Lift every line from the entries that includes the word "label".
·····
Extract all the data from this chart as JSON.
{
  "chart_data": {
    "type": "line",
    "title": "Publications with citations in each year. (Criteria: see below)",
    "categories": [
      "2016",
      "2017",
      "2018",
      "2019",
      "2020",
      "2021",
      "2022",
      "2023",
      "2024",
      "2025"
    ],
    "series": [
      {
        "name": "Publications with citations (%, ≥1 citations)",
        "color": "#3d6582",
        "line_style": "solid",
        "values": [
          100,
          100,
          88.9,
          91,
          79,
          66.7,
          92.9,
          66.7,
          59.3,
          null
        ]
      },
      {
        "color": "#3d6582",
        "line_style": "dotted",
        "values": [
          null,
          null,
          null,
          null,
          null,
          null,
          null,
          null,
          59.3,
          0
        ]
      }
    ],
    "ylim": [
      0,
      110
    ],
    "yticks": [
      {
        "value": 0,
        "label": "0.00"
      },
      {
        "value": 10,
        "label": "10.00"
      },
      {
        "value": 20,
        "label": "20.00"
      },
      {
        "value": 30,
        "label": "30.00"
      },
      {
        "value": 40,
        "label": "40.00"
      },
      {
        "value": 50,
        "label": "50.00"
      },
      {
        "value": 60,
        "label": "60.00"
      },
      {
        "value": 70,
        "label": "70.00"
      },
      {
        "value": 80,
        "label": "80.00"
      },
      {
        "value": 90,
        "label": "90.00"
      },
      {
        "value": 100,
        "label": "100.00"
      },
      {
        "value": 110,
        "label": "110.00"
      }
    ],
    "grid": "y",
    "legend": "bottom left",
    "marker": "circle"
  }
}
·····
THE COMPLETED TASK:
        "label": "0.00"
        "label": "10.00"
        "label": "20.00"
        "label": "30.00"
        "label": "40.00"
        "label": "50.00"
        "label": "60.00"
        "label": "70.00"
        "label": "80.00"
        "label": "90.00"
        "label": "100.00"
        "label": "110.00"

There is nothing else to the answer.